* [YOUR TASK] Convert the lines from the start of the records through the line containing "sidebar-item-label: Action URLs" into a JSON list of strings, with one string per line and blank lines omitted.

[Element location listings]
^^^^^^^^

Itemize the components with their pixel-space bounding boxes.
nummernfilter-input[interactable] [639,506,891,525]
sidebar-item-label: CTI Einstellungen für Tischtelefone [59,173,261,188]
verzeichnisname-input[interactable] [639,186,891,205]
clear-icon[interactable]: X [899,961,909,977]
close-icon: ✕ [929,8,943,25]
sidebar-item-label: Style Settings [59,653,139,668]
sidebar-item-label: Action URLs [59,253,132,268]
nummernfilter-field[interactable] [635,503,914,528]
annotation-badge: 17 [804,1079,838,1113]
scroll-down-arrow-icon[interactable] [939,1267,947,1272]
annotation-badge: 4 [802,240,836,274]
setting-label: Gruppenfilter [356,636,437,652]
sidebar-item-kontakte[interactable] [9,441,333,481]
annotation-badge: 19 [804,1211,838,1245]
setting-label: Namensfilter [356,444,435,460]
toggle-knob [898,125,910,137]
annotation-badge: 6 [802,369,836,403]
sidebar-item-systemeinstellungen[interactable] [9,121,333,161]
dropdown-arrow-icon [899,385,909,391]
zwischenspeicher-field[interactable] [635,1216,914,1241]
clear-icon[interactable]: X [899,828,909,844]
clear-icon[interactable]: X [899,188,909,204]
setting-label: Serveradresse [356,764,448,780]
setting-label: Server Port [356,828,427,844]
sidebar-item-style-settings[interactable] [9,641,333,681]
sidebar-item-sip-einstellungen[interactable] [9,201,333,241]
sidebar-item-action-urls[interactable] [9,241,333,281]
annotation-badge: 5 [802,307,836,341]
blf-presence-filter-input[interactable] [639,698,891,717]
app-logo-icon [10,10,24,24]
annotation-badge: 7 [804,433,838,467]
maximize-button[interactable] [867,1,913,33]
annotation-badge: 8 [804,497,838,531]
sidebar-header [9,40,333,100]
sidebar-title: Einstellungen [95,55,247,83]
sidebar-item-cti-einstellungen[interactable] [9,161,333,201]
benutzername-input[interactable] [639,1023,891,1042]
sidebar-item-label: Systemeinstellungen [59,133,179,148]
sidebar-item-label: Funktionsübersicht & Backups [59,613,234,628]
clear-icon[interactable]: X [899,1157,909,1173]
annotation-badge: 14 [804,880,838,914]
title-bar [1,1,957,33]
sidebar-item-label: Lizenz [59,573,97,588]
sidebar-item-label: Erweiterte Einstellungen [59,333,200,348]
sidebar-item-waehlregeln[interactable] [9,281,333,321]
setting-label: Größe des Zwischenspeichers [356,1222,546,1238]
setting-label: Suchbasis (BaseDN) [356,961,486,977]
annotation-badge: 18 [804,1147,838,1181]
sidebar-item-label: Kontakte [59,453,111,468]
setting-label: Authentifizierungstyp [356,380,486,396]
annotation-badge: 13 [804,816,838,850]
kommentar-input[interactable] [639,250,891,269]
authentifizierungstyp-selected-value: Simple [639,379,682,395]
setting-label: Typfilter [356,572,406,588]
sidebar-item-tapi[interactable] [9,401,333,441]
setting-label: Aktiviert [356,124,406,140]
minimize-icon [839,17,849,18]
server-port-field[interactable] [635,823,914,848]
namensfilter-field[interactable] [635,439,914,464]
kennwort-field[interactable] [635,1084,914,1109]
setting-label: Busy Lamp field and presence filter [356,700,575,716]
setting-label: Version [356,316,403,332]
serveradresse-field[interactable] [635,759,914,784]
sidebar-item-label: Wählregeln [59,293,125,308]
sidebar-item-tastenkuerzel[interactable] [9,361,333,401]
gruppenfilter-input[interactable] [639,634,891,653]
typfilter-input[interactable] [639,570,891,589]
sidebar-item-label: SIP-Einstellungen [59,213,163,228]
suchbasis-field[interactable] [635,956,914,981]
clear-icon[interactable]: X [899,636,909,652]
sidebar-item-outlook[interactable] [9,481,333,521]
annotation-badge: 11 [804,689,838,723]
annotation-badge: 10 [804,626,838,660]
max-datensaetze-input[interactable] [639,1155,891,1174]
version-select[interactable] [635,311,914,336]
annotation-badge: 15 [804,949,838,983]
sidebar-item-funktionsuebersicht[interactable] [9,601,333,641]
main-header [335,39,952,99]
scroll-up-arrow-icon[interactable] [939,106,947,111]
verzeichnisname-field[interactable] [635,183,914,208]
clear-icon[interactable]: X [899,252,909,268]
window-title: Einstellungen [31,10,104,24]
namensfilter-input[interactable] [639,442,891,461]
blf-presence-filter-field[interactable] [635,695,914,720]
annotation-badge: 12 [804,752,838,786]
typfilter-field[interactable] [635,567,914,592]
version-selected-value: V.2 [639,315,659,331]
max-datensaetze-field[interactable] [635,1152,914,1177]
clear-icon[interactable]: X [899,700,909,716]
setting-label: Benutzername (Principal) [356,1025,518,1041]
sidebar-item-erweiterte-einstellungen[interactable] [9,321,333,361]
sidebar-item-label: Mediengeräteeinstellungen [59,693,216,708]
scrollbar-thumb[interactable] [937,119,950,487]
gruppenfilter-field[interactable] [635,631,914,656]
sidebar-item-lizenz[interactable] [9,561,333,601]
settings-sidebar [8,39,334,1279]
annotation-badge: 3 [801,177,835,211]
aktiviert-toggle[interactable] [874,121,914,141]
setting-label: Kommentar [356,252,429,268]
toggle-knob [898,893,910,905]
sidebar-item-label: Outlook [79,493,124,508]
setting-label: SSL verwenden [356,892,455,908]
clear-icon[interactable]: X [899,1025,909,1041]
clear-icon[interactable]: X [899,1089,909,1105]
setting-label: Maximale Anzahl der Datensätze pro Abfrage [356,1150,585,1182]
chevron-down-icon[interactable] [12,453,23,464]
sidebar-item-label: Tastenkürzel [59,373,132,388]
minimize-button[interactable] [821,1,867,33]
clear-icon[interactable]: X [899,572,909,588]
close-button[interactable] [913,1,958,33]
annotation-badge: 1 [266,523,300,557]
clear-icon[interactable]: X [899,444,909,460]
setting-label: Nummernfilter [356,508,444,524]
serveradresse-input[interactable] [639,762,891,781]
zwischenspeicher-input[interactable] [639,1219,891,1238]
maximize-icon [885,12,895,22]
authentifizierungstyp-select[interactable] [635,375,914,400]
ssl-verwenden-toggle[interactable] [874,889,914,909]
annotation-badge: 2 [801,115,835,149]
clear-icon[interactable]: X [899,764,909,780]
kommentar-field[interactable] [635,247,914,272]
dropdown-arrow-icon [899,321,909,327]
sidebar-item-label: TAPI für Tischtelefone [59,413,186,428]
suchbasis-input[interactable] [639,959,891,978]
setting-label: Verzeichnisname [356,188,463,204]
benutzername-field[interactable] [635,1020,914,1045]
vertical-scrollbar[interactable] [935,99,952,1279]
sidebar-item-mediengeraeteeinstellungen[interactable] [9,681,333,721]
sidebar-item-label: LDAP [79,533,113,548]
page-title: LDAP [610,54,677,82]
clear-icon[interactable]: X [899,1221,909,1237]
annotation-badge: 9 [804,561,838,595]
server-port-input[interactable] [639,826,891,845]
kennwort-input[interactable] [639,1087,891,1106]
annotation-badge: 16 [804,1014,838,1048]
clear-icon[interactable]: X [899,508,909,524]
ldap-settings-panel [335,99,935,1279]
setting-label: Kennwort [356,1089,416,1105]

^^^^^^^^

* [RESULT OF THE EXERCISE]
[
  "Itemize the components with their pixel-space bounding boxes.",
  "nummernfilter-input[interactable] [639,506,891,525]",
  "sidebar-item-label: CTI Einstellungen für Tischtelefone [59,173,261,188]",
  "verzeichnisname-input[interactable] [639,186,891,205]",
  "clear-icon[interactable]: X [899,961,909,977]",
  "close-icon: ✕ [929,8,943,25]",
  "sidebar-item-label: Style Settings [59,653,139,668]",
  "sidebar-item-label: Action URLs [59,253,132,268]"
]